● **TASK TO CARRY OUT**:
Retype every entry word for word.

▬▬▬

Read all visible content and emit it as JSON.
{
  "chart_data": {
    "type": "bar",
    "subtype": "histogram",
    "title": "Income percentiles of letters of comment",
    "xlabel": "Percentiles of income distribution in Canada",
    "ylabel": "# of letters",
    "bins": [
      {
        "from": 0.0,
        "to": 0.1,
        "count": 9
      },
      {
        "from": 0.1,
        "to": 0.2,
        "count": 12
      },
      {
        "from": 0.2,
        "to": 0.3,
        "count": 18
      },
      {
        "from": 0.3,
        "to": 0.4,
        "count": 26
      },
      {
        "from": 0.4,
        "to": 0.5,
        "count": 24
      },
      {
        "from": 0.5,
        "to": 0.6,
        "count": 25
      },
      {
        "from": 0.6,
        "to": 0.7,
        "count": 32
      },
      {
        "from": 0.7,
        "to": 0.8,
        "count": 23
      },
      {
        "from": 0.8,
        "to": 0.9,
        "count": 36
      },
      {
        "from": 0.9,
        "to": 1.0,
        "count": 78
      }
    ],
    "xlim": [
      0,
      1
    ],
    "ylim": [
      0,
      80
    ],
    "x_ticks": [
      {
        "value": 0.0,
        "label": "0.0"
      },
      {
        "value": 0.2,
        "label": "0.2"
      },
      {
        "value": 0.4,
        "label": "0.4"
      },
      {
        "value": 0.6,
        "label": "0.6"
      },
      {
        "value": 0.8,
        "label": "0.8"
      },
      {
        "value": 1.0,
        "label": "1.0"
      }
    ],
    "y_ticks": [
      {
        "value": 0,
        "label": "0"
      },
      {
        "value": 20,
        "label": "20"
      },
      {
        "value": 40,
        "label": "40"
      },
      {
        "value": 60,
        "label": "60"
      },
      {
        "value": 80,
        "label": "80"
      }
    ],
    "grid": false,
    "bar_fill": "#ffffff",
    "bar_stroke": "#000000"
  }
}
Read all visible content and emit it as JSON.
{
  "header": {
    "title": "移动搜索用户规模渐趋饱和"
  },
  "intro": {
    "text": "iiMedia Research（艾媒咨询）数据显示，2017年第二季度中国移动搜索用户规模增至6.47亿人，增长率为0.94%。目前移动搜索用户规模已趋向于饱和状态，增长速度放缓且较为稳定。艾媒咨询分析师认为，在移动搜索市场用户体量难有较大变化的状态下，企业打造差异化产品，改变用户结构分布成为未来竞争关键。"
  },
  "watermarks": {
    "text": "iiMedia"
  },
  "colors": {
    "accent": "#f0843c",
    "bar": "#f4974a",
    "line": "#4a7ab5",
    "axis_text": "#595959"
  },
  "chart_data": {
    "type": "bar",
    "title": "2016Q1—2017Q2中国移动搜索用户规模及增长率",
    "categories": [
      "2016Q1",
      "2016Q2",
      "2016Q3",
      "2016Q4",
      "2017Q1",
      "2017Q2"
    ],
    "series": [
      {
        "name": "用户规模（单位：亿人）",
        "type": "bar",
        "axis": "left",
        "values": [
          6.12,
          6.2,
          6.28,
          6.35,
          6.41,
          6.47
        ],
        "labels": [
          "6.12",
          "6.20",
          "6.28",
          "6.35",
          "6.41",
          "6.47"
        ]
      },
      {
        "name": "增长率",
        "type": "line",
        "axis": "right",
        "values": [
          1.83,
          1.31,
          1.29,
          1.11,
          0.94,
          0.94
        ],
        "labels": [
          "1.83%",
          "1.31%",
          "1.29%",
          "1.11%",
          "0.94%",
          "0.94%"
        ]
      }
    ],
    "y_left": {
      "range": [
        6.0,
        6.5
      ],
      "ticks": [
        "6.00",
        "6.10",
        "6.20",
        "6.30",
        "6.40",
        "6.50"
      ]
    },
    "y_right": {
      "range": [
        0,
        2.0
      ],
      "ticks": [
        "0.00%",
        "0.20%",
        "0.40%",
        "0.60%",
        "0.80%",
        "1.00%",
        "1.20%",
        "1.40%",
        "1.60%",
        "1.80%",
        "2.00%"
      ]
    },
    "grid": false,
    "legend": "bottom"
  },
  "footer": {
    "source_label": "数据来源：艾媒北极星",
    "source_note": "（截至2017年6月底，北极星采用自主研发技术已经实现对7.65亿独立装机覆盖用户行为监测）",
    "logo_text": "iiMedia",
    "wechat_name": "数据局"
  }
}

▬▬▬

● **EXERCISE SOLUTION**:
Read all visible content and emit it as JSON.
{
  "chart_data": {
    "type": "bar",
    "subtype": "histogram",
    "title": "Income percentiles of letters of comment",
    "xlabel": "Percentiles of income distribution in Canada",
    "ylabel": "# of letters",
    "bins": [
      {
        "from": 0.0,
        "to": 0.1,
        "count": 9
      },
      {
        "from": 0.1,
        "to": 0.2,
        "count": 12
      },
      {
        "from": 0.2,
        "to": 0.3,
        "count": 18
      },
      {
        "from": 0.3,
        "to": 0.4,
        "count": 26
      },
      {
        "from": 0.4,
        "to": 0.5,
        "count": 24
      },
      {
        "from": 0.5,
        "to": 0.6,
        "count": 25
      },
      {
        "from": 0.6,
        "to": 0.7,
        "count": 32
      },
      {
        "from": 0.7,
        "to": 0.8,
        "count": 23
      },
      {
        "from": 0.8,
        "to": 0.9,
        "count": 36
      },
      {
        "from": 0.9,
        "to": 1.0,
        "count": 78
      }
    ],
    "xlim": [
      0,
      1
    ],
    "ylim": [
      0,
      80
    ],
    "x_ticks": [
      {
        "value": 0.0,
        "label": "0.0"
      },
      {
        "value": 0.2,
        "label": "0.2"
      },
      {
        "value": 0.4,
        "label": "0.4"
      },
      {
        "value": 0.6,
        "label": "0.6"
      },
      {
        "value": 0.8,
        "label": "0.8"
      },
      {
        "value": 1.0,
        "label": "1.0"
      }
    ],
    "y_ticks": [
      {
        "value": 0,
        "label": "0"
      },
      {
        "value": 20,
        "label": "20"
      },
      {
        "value": 40,
        "label": "40"
      },
      {
        "value": 60,
        "label": "60"
      },
      {
        "value": 80,
        "label": "80"
      }
    ],
    "grid": false,
    "bar_fill": "#ffffff",
    "bar_stroke": "#000000"
  }
}
Read all visible content and emit it as JSON.
{
  "header": {
    "title": "移动搜索用户规模渐趋饱和"
  },
  "intro": {
    "text": "iiMedia Research（艾媒咨询）数据显示，2017年第二季度中国移动搜索用户规模增至6.47亿人，增长率为0.94%。目前移动搜索用户规模已趋向于饱和状态，增长速度放缓且较为稳定。艾媒咨询分析师认为，在移动搜索市场用户体量难有较大变化的状态下，企业打造差异化产品，改变用户结构分布成为未来竞争关键。"
  },
  "watermarks": {
    "text": "iiMedia"
  },
  "colors": {
    "accent": "#f0843c",
    "bar": "#f4974a",
    "line": "#4a7ab5",
    "axis_text": "#595959"
  },
  "chart_data": {
    "type": "bar",
    "title": "2016Q1—2017Q2中国移动搜索用户规模及增长率",
    "categories": [
      "2016Q1",
      "2016Q2",
      "2016Q3",
      "2016Q4",
      "2017Q1",
      "2017Q2"
    ],
    "series": [
      {
        "name": "用户规模（单位：亿人）",
        "type": "bar",
        "axis": "left",
        "values": [
          6.12,
          6.2,
          6.28,
          6.35,
          6.41,
          6.47
        ],
        "labels": [
          "6.12",
          "6.20",
          "6.28",
          "6.35",
          "6.41",
          "6.47"
        ]
      },
      {
        "name": "增长率",
        "type": "line",
        "axis": "right",
        "values": [
          1.83,
          1.31,
          1.29,
          1.11,
          0.94,
          0.94
        ],
        "labels": [
          "1.83%",
          "1.31%",
          "1.29%",
          "1.11%",
          "0.94%",
          "0.94%"
        ]
      }
    ],
    "y_left": {
      "range": [
        6.0,
        6.5
      ],
      "ticks": [
        "6.00",
        "6.10",
        "6.20",
        "6.30",
        "6.40",
        "6.50"
      ]
    },
    "y_right": {
      "range": [
        0,
        2.0
      ],
      "ticks": [
        "0.00%",
        "0.20%",
        "0.40%",
        "0.60%",
        "0.80%",
        "1.00%",
        "1.20%",
        "1.40%",
        "1.60%",
        "1.80%",
        "2.00%"
      ]
    },
    "grid": false,
    "legend": "bottom"
  },
  "footer": {
    "source_label": "数据来源：艾媒北极星",
    "source_note": "（截至2017年6月底，北极星采用自主研发技术已经实现对7.65亿独立装机覆盖用户行为监测）",
    "logo_text": "iiMedia",
    "wechat_name": "数据局"
  }
}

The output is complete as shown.